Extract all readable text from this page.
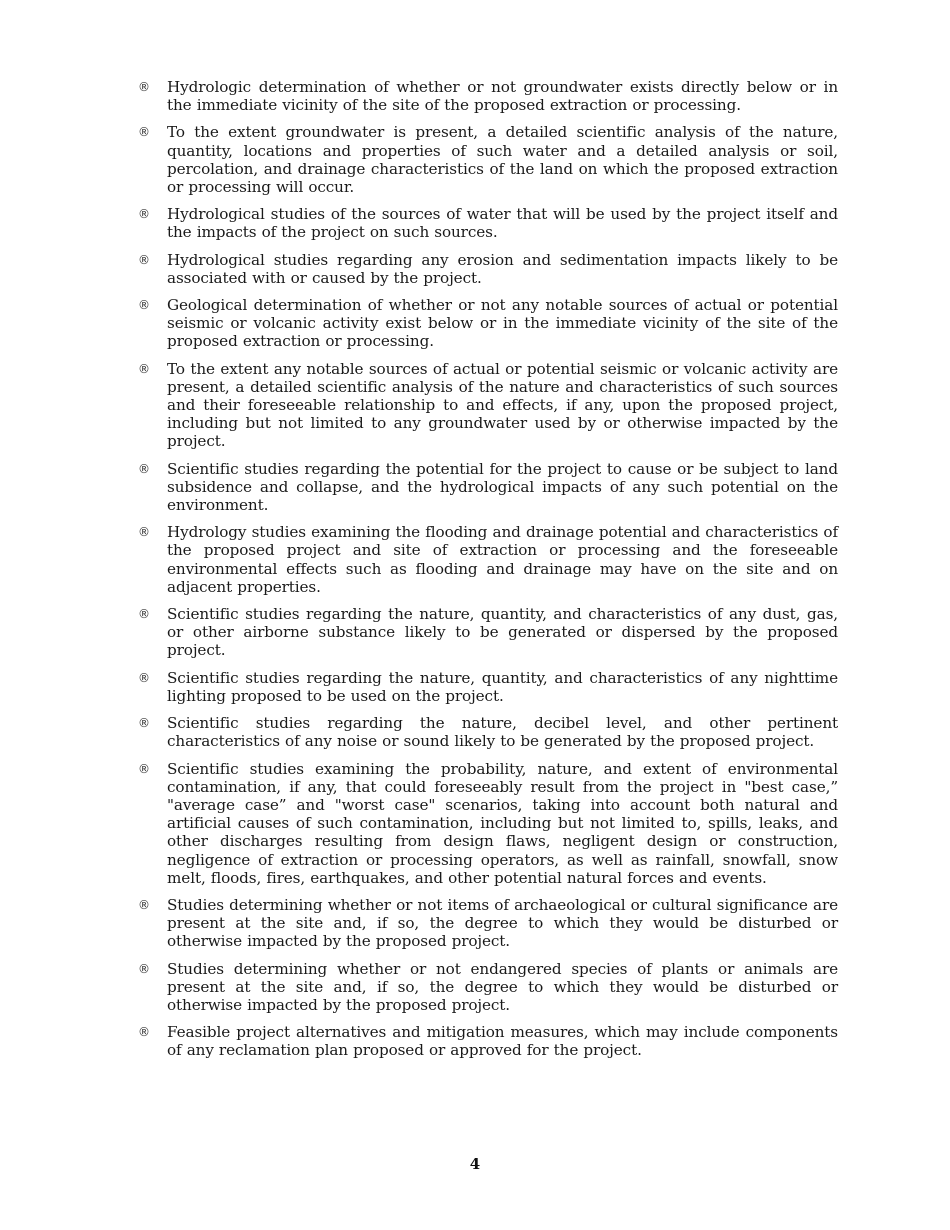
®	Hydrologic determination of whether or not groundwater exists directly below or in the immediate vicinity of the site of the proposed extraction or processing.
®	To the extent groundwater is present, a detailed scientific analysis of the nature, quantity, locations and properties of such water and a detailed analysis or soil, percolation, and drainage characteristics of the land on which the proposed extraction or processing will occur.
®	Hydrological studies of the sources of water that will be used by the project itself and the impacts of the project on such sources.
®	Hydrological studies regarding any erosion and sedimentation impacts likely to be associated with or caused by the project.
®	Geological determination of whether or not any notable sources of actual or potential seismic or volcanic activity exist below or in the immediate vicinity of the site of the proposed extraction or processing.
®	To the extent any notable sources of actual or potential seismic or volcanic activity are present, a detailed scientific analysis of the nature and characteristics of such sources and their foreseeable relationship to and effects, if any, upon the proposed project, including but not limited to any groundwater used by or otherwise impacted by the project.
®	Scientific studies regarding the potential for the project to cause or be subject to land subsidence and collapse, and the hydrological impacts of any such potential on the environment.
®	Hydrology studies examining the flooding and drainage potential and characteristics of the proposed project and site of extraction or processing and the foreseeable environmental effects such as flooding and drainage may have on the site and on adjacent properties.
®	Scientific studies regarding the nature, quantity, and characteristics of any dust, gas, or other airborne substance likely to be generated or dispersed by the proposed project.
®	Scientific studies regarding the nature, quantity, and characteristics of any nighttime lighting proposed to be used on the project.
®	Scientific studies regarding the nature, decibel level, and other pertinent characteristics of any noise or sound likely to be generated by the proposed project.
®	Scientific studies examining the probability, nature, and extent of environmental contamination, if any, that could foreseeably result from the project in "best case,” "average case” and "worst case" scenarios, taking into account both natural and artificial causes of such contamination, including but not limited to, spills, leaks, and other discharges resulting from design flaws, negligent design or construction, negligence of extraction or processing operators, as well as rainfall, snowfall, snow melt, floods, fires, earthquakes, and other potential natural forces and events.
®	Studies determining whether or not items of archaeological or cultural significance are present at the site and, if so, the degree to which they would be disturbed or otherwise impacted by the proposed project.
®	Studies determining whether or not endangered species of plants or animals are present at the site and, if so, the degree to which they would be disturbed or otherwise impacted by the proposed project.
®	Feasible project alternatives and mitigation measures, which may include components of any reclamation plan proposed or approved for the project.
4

================

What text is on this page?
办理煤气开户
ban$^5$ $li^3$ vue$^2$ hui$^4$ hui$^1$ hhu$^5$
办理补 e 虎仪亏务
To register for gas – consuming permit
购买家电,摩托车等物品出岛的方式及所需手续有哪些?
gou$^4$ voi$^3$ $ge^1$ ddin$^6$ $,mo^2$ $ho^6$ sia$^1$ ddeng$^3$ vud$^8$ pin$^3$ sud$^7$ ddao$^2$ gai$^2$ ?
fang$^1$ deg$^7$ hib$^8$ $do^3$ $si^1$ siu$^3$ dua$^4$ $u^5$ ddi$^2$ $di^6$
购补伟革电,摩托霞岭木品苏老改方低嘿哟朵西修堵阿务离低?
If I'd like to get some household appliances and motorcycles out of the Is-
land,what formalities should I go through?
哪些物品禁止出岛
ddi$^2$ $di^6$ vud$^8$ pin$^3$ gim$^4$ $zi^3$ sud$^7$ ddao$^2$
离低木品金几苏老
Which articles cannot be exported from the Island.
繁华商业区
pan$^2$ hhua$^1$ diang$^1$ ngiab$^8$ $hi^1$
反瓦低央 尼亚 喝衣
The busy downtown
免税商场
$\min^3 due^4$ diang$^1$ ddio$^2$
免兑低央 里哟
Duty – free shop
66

================

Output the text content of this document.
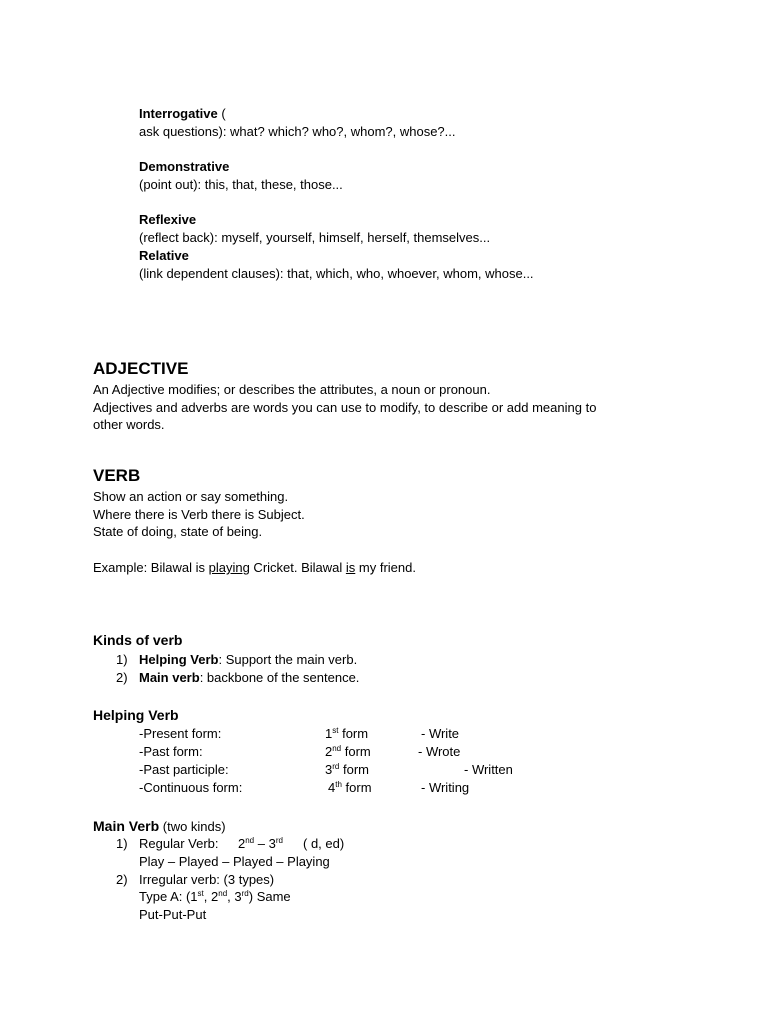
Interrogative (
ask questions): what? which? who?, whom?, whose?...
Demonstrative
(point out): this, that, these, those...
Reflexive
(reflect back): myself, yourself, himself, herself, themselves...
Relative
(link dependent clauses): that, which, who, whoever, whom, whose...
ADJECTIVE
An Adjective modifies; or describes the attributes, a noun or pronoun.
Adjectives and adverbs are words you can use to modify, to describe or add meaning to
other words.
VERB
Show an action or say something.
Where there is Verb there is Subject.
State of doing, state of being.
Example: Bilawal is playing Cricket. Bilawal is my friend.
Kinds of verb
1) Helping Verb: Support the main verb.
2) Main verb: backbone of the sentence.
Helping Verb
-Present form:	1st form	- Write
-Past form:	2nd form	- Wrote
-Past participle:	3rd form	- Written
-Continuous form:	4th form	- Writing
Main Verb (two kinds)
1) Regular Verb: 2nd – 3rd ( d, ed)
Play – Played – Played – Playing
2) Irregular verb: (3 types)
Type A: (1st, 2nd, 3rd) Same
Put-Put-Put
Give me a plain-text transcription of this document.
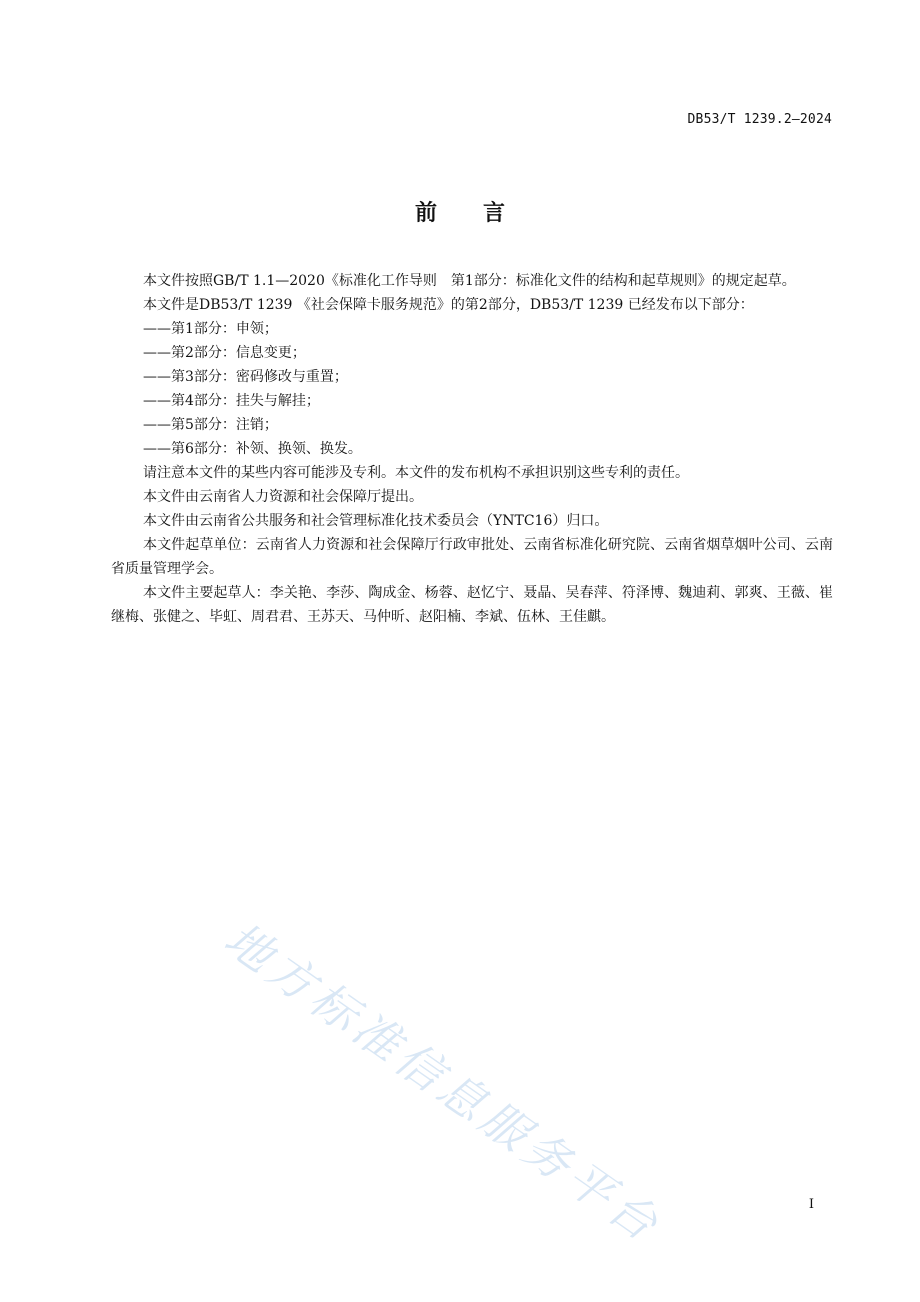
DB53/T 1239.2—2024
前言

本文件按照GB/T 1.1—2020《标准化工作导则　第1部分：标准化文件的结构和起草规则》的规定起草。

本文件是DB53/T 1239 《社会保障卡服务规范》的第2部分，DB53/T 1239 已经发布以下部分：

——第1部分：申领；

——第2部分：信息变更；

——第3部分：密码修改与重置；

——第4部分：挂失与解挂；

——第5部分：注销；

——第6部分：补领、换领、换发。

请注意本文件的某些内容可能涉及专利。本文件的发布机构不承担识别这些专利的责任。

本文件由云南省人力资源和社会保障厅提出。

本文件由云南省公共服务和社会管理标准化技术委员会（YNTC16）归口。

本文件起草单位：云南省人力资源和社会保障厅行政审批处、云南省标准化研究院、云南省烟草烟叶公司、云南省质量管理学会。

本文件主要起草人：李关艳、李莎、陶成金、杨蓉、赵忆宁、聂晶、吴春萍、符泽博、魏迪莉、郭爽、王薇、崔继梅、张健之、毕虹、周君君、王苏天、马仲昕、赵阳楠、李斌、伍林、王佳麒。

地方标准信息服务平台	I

================

Pull out every line of the records that includes the string "determination".

■ Result of the task ■
®	Hydrologic determination of whether or not groundwater exists directly below or in the immediate vicinity of the site of the proposed extraction or processing.
®	Geological determination of whether or not any notable sources of actual or potential seismic or volcanic activity exist below or in the immediate vicinity of the site of the proposed extraction or processing.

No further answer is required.